INPUT
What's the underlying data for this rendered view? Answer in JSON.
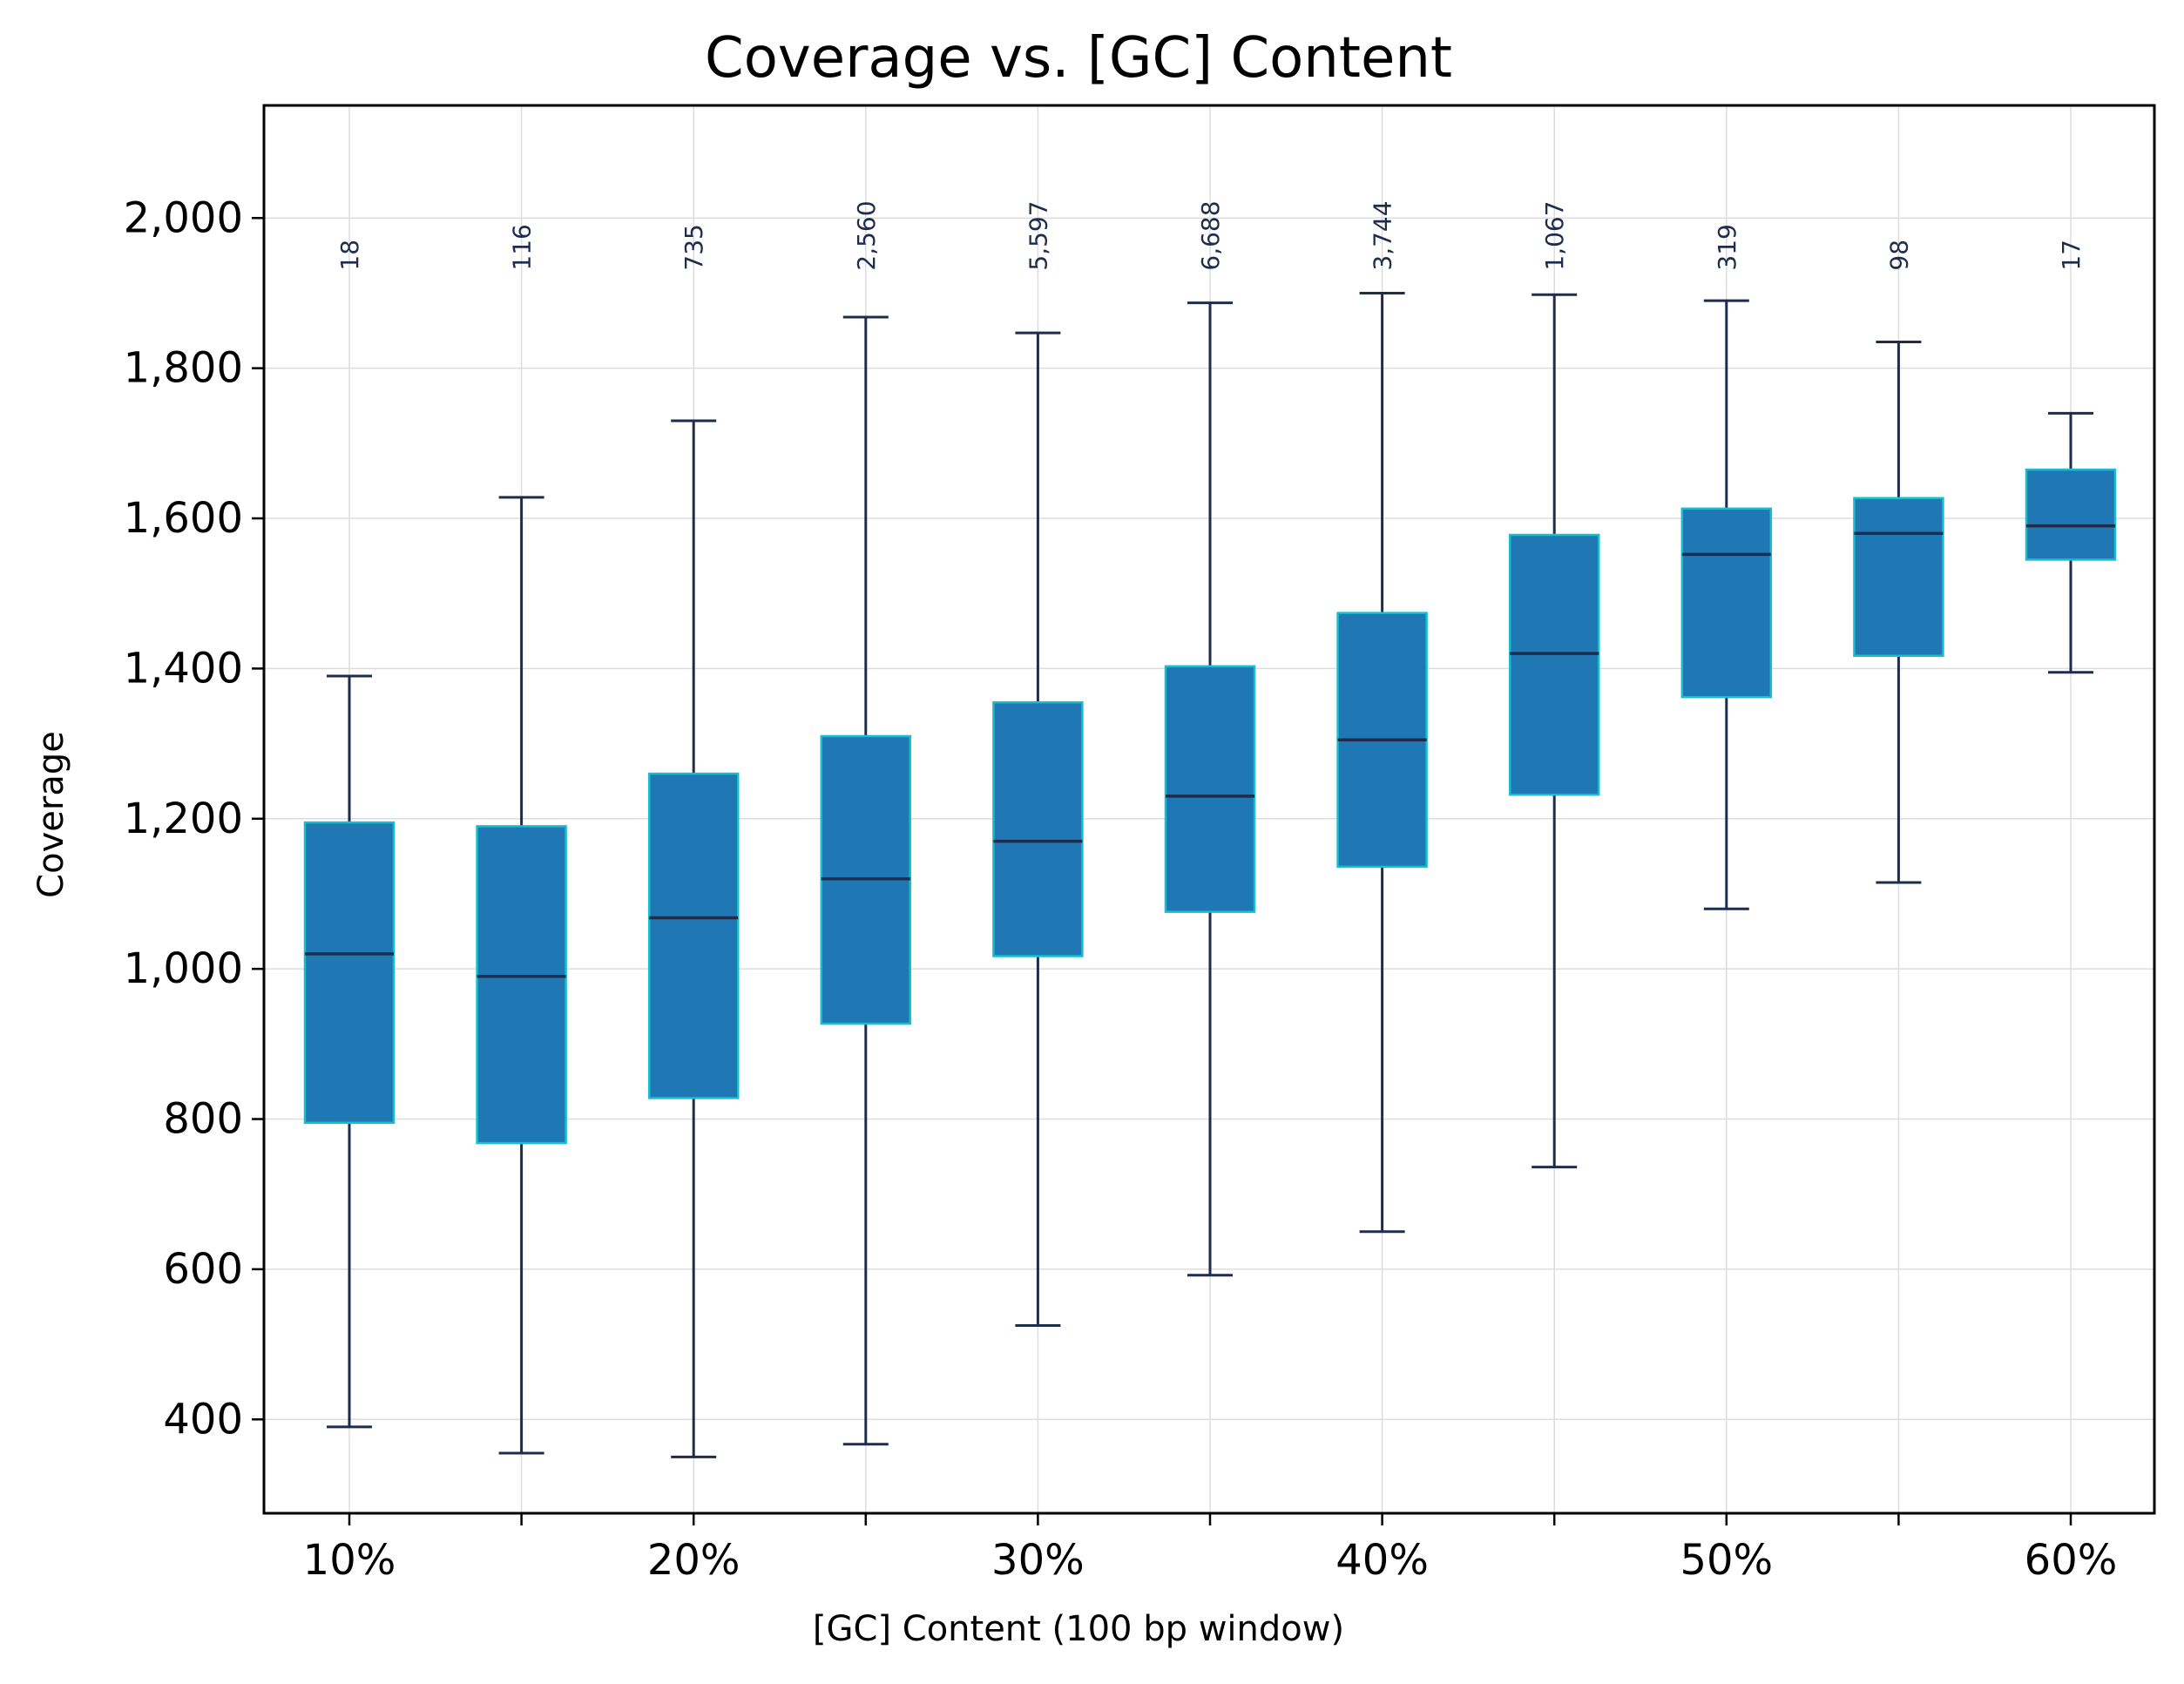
{
  "chart_data": {
    "type": "box",
    "title": "Coverage vs. [GC] Content",
    "xlabel": "[GC] Content (100 bp window)",
    "ylabel": "Coverage",
    "ylim": [
      275,
      2150
    ],
    "grid": true,
    "yticks": [
      400,
      600,
      800,
      1000,
      1200,
      1400,
      1600,
      1800,
      2000
    ],
    "ytick_labels": [
      "400",
      "600",
      "800",
      "1,000",
      "1,200",
      "1,400",
      "1,600",
      "1,800",
      "2,000"
    ],
    "xticks_labeled": [
      "10%",
      "20%",
      "30%",
      "40%",
      "50%",
      "60%"
    ],
    "box_color": "#1f77b4",
    "box_edge_color": "#17becf",
    "line_color": "#1f2d4d",
    "grid_color": "#dddddd",
    "count_label_y": 1930,
    "boxes": [
      {
        "x": "10%",
        "count_label": "18",
        "whisker_low": 390,
        "q1": 795,
        "median": 1020,
        "q3": 1195,
        "whisker_high": 1390
      },
      {
        "x": "15%",
        "count_label": "116",
        "whisker_low": 355,
        "q1": 768,
        "median": 990,
        "q3": 1190,
        "whisker_high": 1628
      },
      {
        "x": "20%",
        "count_label": "735",
        "whisker_low": 350,
        "q1": 828,
        "median": 1068,
        "q3": 1260,
        "whisker_high": 1730
      },
      {
        "x": "25%",
        "count_label": "2,560",
        "whisker_low": 367,
        "q1": 927,
        "median": 1120,
        "q3": 1310,
        "whisker_high": 1868
      },
      {
        "x": "30%",
        "count_label": "5,597",
        "whisker_low": 525,
        "q1": 1017,
        "median": 1170,
        "q3": 1355,
        "whisker_high": 1847
      },
      {
        "x": "35%",
        "count_label": "6,688",
        "whisker_low": 592,
        "q1": 1076,
        "median": 1230,
        "q3": 1403,
        "whisker_high": 1887
      },
      {
        "x": "40%",
        "count_label": "3,744",
        "whisker_low": 650,
        "q1": 1136,
        "median": 1305,
        "q3": 1474,
        "whisker_high": 1900
      },
      {
        "x": "45%",
        "count_label": "1,067",
        "whisker_low": 736,
        "q1": 1232,
        "median": 1420,
        "q3": 1578,
        "whisker_high": 1898
      },
      {
        "x": "50%",
        "count_label": "319",
        "whisker_low": 1080,
        "q1": 1362,
        "median": 1552,
        "q3": 1613,
        "whisker_high": 1890
      },
      {
        "x": "55%",
        "count_label": "98",
        "whisker_low": 1115,
        "q1": 1417,
        "median": 1580,
        "q3": 1627,
        "whisker_high": 1835
      },
      {
        "x": "60%",
        "count_label": "17",
        "whisker_low": 1395,
        "q1": 1545,
        "median": 1590,
        "q3": 1665,
        "whisker_high": 1740
      }
    ]
  }
}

WHAT THIS TASK INVOLVES
Copy every line of the listing where the word "median" appears.

OUTPUT FOR THIS TASK
        "median": 1020,
        "median": 990,
        "median": 1068,
        "median": 1120,
        "median": 1170,
        "median": 1230,
        "median": 1305,
        "median": 1420,
        "median": 1552,
        "median": 1580,
        "median": 1590,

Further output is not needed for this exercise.